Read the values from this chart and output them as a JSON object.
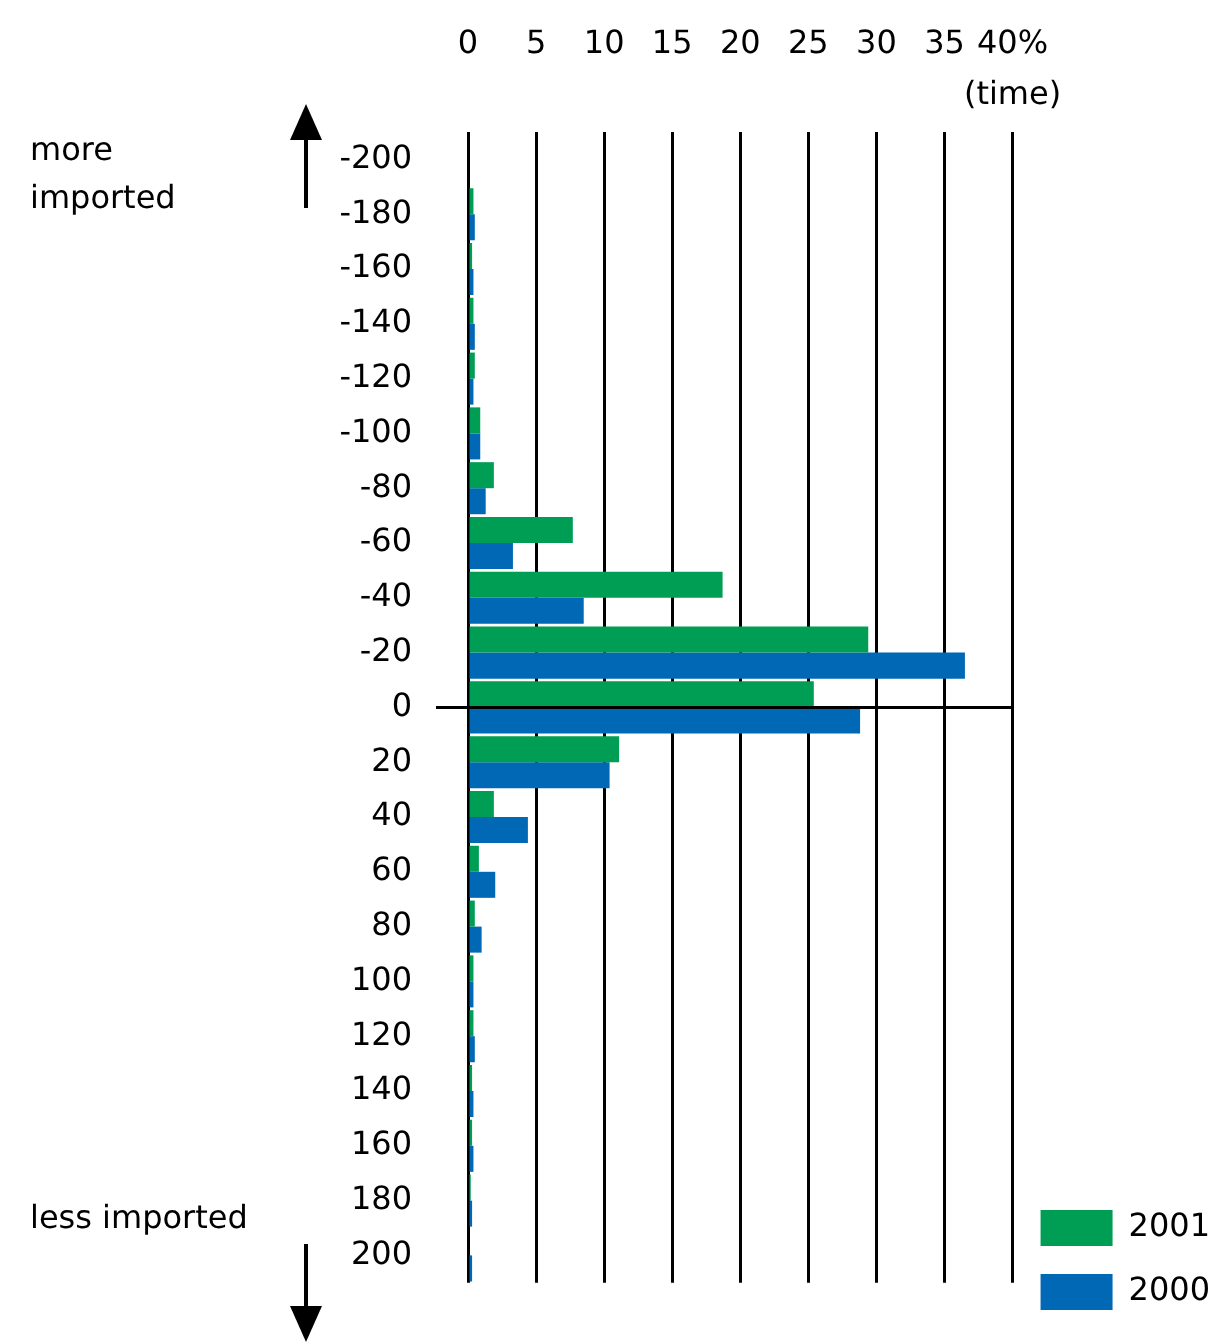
{
  "chart_data": {
    "type": "bar",
    "orientation": "horizontal",
    "xlabel": "(time)",
    "categories": [
      "-200",
      "-180",
      "-160",
      "-140",
      "-120",
      "-100",
      "-80",
      "-60",
      "-40",
      "-20",
      "0",
      "20",
      "40",
      "60",
      "80",
      "100",
      "120",
      "140",
      "160",
      "180",
      "200"
    ],
    "series": [
      {
        "name": "2001",
        "color": "#009e55",
        "values": [
          0,
          0.4,
          0.3,
          0.4,
          0.5,
          0.9,
          1.9,
          7.7,
          18.7,
          29.4,
          25.4,
          11.1,
          1.9,
          0.8,
          0.5,
          0.4,
          0.4,
          0.3,
          0.3,
          0.2,
          0
        ]
      },
      {
        "name": "2000",
        "color": "#0068b4",
        "values": [
          0,
          0.5,
          0.4,
          0.5,
          0.4,
          0.9,
          1.3,
          3.3,
          8.5,
          36.5,
          28.8,
          10.4,
          4.4,
          2.0,
          1.0,
          0.4,
          0.5,
          0.4,
          0.4,
          0.3,
          0.3
        ]
      }
    ],
    "xlim": [
      0,
      40
    ],
    "xticks": [
      0,
      5,
      10,
      15,
      20,
      25,
      30,
      35,
      {
        "value": 40,
        "label": "40%"
      }
    ],
    "grid": "x",
    "legend": "bottom right",
    "ref_lines": [
      {
        "axis": "y",
        "value": "0"
      }
    ],
    "annotations": [
      "more imported",
      "less imported"
    ]
  }
}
*-*-*
• **Problem details**: Take the records above and transcribe them exactly, dropping every picture.

• **Task result**:
Read the values from this chart and output them as a JSON object.
{
  "chart_data": {
    "type": "bar",
    "orientation": "horizontal",
    "xlabel": "(time)",
    "categories": [
      "-200",
      "-180",
      "-160",
      "-140",
      "-120",
      "-100",
      "-80",
      "-60",
      "-40",
      "-20",
      "0",
      "20",
      "40",
      "60",
      "80",
      "100",
      "120",
      "140",
      "160",
      "180",
      "200"
    ],
    "series": [
      {
        "name": "2001",
        "color": "#009e55",
        "values": [
          0,
          0.4,
          0.3,
          0.4,
          0.5,
          0.9,
          1.9,
          7.7,
          18.7,
          29.4,
          25.4,
          11.1,
          1.9,
          0.8,
          0.5,
          0.4,
          0.4,
          0.3,
          0.3,
          0.2,
          0
        ]
      },
      {
        "name": "2000",
        "color": "#0068b4",
        "values": [
          0,
          0.5,
          0.4,
          0.5,
          0.4,
          0.9,
          1.3,
          3.3,
          8.5,
          36.5,
          28.8,
          10.4,
          4.4,
          2.0,
          1.0,
          0.4,
          0.5,
          0.4,
          0.4,
          0.3,
          0.3
        ]
      }
    ],
    "xlim": [
      0,
      40
    ],
    "xticks": [
      0,
      5,
      10,
      15,
      20,
      25,
      30,
      35,
      {
        "value": 40,
        "label": "40%"
      }
    ],
    "grid": "x",
    "legend": "bottom right",
    "ref_lines": [
      {
        "axis": "y",
        "value": "0"
      }
    ],
    "annotations": [
      "more imported",
      "less imported"
    ]
  }
}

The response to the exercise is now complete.